> **SHORT PROBLEM**
Copy out the material below in full, but not its images.

> **MATERIAL FOR THIS TASK**
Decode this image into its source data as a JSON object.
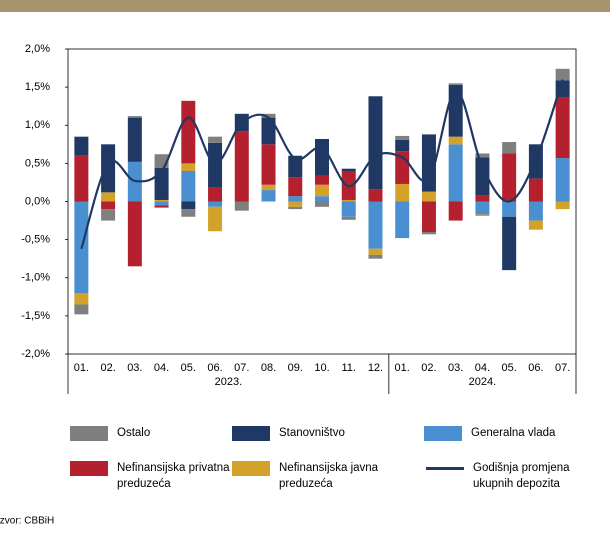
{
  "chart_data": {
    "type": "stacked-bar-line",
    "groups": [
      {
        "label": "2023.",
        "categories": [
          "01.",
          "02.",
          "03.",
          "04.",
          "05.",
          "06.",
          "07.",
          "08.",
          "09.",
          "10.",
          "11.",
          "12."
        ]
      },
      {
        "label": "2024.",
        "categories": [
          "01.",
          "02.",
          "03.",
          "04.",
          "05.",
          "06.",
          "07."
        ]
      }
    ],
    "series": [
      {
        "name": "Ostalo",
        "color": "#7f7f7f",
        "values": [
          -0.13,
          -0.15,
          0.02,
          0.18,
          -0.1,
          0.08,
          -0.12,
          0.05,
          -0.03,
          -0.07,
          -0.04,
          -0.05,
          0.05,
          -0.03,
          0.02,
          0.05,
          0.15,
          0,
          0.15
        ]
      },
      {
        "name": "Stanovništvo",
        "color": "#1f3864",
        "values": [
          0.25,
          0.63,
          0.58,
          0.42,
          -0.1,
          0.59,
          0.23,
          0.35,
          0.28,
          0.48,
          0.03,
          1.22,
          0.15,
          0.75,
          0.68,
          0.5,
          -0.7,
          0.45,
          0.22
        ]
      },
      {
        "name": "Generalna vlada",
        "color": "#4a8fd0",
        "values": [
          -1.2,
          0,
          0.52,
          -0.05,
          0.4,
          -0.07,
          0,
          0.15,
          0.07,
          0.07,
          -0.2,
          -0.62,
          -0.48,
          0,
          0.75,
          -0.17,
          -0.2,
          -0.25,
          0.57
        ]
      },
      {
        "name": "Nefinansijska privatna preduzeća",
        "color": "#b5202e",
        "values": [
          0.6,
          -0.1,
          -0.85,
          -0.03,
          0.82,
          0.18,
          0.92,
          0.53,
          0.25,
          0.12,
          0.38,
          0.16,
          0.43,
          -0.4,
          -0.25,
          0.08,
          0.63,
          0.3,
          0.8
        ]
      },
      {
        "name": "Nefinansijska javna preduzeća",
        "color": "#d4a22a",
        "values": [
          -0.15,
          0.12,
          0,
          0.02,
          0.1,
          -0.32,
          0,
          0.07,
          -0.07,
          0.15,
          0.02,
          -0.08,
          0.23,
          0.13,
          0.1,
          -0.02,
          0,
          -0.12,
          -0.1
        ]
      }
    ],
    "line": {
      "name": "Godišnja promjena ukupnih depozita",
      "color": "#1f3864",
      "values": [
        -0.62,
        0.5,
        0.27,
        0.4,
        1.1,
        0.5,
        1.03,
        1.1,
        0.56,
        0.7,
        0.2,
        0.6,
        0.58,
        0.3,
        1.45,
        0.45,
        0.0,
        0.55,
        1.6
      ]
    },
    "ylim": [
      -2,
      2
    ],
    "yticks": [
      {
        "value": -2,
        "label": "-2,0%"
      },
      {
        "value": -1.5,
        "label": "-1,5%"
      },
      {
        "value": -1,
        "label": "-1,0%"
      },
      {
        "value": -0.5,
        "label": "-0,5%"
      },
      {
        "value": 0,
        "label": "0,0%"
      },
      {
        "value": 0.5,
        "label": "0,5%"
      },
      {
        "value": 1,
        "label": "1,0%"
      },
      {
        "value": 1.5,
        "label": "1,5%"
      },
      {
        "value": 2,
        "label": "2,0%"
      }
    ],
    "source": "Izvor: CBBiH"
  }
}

> **SOLVED PROBLEM**
Decode this image into its source data as a JSON object.
{
  "chart_data": {
    "type": "stacked-bar-line",
    "groups": [
      {
        "label": "2023.",
        "categories": [
          "01.",
          "02.",
          "03.",
          "04.",
          "05.",
          "06.",
          "07.",
          "08.",
          "09.",
          "10.",
          "11.",
          "12."
        ]
      },
      {
        "label": "2024.",
        "categories": [
          "01.",
          "02.",
          "03.",
          "04.",
          "05.",
          "06.",
          "07."
        ]
      }
    ],
    "series": [
      {
        "name": "Ostalo",
        "color": "#7f7f7f",
        "values": [
          -0.13,
          -0.15,
          0.02,
          0.18,
          -0.1,
          0.08,
          -0.12,
          0.05,
          -0.03,
          -0.07,
          -0.04,
          -0.05,
          0.05,
          -0.03,
          0.02,
          0.05,
          0.15,
          0,
          0.15
        ]
      },
      {
        "name": "Stanovništvo",
        "color": "#1f3864",
        "values": [
          0.25,
          0.63,
          0.58,
          0.42,
          -0.1,
          0.59,
          0.23,
          0.35,
          0.28,
          0.48,
          0.03,
          1.22,
          0.15,
          0.75,
          0.68,
          0.5,
          -0.7,
          0.45,
          0.22
        ]
      },
      {
        "name": "Generalna vlada",
        "color": "#4a8fd0",
        "values": [
          -1.2,
          0,
          0.52,
          -0.05,
          0.4,
          -0.07,
          0,
          0.15,
          0.07,
          0.07,
          -0.2,
          -0.62,
          -0.48,
          0,
          0.75,
          -0.17,
          -0.2,
          -0.25,
          0.57
        ]
      },
      {
        "name": "Nefinansijska privatna preduzeća",
        "color": "#b5202e",
        "values": [
          0.6,
          -0.1,
          -0.85,
          -0.03,
          0.82,
          0.18,
          0.92,
          0.53,
          0.25,
          0.12,
          0.38,
          0.16,
          0.43,
          -0.4,
          -0.25,
          0.08,
          0.63,
          0.3,
          0.8
        ]
      },
      {
        "name": "Nefinansijska javna preduzeća",
        "color": "#d4a22a",
        "values": [
          -0.15,
          0.12,
          0,
          0.02,
          0.1,
          -0.32,
          0,
          0.07,
          -0.07,
          0.15,
          0.02,
          -0.08,
          0.23,
          0.13,
          0.1,
          -0.02,
          0,
          -0.12,
          -0.1
        ]
      }
    ],
    "line": {
      "name": "Godišnja promjena ukupnih depozita",
      "color": "#1f3864",
      "values": [
        -0.62,
        0.5,
        0.27,
        0.4,
        1.1,
        0.5,
        1.03,
        1.1,
        0.56,
        0.7,
        0.2,
        0.6,
        0.58,
        0.3,
        1.45,
        0.45,
        0.0,
        0.55,
        1.6
      ]
    },
    "ylim": [
      -2,
      2
    ],
    "yticks": [
      {
        "value": -2,
        "label": "-2,0%"
      },
      {
        "value": -1.5,
        "label": "-1,5%"
      },
      {
        "value": -1,
        "label": "-1,0%"
      },
      {
        "value": -0.5,
        "label": "-0,5%"
      },
      {
        "value": 0,
        "label": "0,0%"
      },
      {
        "value": 0.5,
        "label": "0,5%"
      },
      {
        "value": 1,
        "label": "1,0%"
      },
      {
        "value": 1.5,
        "label": "1,5%"
      },
      {
        "value": 2,
        "label": "2,0%"
      }
    ],
    "source": "Izvor: CBBiH"
  }
}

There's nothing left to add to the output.